== Instructions to follow ==
Pull out each line of the data that includes the word "Ambohibe".

►

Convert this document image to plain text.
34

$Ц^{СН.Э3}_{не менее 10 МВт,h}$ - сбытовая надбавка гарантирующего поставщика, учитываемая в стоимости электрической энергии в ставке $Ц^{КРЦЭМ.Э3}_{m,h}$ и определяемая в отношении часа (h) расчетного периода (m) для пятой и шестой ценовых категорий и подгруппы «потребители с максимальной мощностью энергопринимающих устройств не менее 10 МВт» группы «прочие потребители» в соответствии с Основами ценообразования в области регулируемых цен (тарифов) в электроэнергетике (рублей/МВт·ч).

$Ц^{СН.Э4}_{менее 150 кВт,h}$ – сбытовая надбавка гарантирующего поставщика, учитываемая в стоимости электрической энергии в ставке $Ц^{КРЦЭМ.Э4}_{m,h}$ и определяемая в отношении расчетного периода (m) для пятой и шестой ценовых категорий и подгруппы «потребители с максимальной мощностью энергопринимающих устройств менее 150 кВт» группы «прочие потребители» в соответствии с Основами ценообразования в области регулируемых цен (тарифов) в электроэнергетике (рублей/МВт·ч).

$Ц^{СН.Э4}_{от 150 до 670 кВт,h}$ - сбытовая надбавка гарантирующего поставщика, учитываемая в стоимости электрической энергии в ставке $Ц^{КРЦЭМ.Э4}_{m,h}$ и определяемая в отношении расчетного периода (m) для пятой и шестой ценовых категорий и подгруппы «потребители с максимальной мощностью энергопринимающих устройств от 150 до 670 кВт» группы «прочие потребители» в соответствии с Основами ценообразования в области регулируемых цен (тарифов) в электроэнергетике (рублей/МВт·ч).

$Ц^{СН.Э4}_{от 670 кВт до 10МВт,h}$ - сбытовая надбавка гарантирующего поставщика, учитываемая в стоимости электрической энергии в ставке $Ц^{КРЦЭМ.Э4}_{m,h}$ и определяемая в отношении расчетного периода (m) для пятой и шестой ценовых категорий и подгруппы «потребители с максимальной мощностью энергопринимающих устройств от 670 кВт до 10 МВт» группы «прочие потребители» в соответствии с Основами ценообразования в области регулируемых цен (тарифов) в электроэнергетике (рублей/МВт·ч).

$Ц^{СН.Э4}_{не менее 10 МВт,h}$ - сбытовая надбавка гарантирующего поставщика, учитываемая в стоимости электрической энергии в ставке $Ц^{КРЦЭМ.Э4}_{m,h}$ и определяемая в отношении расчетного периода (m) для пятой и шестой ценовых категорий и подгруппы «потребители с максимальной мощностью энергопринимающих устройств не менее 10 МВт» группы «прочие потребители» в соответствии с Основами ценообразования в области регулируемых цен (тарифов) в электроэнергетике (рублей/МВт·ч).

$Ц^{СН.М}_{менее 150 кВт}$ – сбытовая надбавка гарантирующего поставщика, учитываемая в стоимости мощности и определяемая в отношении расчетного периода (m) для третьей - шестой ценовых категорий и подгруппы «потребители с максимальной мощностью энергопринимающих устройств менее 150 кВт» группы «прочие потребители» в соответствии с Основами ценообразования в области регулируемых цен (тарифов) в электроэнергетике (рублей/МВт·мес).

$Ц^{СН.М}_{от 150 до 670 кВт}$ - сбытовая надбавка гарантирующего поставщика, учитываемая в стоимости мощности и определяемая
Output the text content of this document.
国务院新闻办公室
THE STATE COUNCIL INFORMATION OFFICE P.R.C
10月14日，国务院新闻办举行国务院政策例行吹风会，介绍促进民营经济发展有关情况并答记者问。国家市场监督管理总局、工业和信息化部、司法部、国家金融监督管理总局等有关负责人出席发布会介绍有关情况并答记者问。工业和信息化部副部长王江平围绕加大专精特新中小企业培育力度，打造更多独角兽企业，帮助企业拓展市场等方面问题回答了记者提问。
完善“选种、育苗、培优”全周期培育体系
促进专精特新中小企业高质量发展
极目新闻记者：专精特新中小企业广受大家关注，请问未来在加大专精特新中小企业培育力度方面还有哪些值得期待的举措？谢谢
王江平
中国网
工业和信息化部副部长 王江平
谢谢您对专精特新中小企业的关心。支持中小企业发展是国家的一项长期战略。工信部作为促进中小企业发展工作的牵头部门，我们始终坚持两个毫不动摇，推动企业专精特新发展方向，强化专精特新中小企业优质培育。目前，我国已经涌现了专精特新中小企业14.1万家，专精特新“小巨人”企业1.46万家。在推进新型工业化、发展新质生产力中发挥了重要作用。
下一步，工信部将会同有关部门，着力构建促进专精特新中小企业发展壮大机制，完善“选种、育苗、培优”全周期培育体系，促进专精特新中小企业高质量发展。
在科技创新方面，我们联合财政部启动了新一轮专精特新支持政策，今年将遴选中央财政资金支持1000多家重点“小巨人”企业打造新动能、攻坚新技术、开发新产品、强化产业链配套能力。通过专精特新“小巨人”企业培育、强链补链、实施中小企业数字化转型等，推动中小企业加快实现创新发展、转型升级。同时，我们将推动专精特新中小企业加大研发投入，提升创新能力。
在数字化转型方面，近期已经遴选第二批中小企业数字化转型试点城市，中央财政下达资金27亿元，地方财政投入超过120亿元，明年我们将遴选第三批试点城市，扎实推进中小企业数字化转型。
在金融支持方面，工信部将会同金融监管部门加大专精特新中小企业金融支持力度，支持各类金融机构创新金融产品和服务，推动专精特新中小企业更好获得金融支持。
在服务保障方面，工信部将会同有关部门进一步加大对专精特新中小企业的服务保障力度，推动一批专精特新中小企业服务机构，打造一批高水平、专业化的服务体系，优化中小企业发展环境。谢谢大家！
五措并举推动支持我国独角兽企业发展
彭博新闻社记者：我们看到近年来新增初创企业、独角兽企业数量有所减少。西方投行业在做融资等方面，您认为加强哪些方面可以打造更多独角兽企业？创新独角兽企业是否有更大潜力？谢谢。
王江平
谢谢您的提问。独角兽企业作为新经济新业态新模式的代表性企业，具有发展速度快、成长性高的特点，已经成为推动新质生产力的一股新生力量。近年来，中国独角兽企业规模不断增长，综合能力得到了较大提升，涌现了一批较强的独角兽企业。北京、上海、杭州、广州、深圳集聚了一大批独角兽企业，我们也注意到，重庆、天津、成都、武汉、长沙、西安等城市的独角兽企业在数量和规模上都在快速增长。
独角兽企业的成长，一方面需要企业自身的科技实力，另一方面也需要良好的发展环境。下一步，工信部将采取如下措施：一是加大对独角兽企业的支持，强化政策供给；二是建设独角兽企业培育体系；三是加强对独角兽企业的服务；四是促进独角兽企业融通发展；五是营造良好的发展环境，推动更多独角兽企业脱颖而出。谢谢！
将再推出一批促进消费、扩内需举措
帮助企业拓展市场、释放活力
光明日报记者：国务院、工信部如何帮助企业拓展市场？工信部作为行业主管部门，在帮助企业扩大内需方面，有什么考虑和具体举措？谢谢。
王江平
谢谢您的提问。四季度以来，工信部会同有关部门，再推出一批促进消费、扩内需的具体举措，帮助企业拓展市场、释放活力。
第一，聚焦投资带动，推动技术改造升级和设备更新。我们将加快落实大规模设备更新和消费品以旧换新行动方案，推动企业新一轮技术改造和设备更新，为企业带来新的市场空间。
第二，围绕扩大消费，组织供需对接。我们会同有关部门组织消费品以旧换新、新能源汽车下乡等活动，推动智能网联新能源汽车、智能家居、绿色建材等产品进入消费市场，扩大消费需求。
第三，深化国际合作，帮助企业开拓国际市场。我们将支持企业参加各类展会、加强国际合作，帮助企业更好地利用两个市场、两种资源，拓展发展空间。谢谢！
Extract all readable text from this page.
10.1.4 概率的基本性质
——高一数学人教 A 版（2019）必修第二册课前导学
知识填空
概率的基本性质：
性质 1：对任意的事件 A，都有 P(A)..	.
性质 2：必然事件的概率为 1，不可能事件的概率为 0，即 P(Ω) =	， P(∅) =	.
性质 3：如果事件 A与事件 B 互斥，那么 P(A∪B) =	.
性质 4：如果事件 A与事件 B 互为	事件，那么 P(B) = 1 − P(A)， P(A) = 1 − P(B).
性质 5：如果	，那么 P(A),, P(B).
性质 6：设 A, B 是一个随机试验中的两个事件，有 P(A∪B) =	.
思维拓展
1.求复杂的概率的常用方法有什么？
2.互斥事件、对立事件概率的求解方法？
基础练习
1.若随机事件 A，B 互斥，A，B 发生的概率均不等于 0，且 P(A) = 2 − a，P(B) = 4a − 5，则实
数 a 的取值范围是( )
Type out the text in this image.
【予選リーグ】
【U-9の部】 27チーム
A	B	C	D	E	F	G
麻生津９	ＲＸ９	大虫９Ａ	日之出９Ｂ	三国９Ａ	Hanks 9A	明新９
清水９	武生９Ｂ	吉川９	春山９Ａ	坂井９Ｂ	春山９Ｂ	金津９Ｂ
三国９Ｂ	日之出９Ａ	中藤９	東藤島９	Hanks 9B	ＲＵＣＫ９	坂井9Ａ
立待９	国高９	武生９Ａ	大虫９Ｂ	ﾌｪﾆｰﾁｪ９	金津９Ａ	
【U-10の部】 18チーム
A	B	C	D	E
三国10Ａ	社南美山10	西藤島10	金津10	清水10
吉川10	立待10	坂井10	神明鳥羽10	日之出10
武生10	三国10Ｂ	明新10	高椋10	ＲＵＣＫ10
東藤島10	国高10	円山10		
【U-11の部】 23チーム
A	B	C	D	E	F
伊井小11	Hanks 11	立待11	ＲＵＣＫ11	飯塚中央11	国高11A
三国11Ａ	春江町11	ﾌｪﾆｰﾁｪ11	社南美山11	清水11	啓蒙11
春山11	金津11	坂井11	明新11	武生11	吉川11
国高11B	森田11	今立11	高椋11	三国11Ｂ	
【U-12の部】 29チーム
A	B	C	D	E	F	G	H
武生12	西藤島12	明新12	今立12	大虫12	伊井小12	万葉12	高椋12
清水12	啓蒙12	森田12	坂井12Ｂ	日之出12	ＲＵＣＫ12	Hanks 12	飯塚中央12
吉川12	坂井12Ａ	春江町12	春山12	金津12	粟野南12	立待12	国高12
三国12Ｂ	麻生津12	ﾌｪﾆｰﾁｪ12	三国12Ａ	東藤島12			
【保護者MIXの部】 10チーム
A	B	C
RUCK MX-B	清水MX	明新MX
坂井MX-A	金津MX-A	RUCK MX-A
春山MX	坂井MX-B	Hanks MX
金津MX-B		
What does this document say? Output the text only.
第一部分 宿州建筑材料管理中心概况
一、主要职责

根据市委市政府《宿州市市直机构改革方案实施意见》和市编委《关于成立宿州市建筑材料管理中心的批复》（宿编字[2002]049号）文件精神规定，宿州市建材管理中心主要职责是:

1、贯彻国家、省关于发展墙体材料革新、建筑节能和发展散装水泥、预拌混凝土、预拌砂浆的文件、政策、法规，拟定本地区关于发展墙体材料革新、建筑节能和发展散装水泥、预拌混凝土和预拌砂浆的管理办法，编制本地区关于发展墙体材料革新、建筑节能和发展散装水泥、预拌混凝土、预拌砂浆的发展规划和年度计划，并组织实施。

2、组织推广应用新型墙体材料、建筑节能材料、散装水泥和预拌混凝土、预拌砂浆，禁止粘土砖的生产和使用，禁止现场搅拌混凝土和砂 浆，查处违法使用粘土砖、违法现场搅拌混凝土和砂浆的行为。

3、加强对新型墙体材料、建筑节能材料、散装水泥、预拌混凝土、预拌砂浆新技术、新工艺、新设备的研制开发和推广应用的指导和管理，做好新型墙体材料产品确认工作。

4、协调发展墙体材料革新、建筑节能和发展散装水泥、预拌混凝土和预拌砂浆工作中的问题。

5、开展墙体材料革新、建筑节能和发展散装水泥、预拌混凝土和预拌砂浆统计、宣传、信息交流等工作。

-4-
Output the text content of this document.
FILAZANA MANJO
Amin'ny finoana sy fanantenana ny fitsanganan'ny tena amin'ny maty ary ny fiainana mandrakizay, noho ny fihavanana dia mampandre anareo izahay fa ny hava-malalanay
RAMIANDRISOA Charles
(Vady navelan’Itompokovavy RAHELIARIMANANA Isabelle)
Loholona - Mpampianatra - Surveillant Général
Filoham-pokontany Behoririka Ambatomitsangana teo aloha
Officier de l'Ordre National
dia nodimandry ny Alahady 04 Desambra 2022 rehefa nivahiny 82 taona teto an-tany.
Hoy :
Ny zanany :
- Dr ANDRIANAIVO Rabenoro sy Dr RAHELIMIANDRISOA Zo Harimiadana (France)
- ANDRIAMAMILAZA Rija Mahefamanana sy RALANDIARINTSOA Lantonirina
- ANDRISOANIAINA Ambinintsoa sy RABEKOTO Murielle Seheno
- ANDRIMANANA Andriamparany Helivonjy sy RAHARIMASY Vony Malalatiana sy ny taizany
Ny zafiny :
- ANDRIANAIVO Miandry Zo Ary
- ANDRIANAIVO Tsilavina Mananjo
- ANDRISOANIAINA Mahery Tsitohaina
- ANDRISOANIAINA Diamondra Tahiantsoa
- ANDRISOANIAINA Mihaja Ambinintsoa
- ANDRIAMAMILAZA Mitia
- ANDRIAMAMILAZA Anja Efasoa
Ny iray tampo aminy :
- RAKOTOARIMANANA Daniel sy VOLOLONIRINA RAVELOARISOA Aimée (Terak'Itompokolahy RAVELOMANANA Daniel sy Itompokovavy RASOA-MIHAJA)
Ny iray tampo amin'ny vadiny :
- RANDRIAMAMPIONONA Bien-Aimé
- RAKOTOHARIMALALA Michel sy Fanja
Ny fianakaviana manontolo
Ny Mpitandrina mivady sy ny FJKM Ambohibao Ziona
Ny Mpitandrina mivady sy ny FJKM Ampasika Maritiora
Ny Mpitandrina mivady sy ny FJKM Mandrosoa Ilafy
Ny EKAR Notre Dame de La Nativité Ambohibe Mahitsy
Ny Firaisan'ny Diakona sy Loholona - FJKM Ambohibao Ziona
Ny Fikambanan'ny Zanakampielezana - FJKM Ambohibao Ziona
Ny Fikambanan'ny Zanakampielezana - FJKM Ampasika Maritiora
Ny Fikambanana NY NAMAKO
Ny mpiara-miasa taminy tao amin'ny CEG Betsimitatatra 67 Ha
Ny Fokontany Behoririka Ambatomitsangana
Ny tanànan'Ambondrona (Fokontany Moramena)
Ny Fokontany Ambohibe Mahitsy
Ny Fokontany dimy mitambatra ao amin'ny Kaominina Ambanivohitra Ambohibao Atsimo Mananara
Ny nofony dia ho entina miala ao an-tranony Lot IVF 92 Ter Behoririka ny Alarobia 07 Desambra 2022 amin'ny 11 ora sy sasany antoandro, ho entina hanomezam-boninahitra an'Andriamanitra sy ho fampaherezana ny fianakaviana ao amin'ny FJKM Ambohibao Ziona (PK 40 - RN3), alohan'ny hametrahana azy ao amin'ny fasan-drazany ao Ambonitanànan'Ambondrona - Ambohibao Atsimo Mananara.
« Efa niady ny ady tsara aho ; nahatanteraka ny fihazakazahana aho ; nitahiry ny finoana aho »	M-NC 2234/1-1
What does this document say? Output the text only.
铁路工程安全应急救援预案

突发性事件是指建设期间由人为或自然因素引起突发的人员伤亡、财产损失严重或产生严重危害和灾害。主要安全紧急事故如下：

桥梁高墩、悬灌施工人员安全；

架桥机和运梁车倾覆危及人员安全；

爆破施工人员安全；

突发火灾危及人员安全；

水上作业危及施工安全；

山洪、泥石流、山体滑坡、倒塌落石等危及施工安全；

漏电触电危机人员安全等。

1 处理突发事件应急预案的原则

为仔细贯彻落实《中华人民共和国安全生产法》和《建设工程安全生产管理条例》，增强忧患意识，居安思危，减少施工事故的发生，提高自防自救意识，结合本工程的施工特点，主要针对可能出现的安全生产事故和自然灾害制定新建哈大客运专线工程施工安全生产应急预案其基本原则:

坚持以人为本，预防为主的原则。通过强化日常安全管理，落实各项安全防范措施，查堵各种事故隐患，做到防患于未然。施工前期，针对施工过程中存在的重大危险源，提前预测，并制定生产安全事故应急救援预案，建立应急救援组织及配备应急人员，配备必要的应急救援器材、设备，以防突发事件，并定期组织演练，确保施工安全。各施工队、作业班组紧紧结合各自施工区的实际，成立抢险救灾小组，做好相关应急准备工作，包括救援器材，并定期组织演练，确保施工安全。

◄

== Solution for this exercise ==
Ny EKAR Notre Dame de La Nativité Ambohibe Mahitsy
Ny Fokontany Ambohibe Mahitsy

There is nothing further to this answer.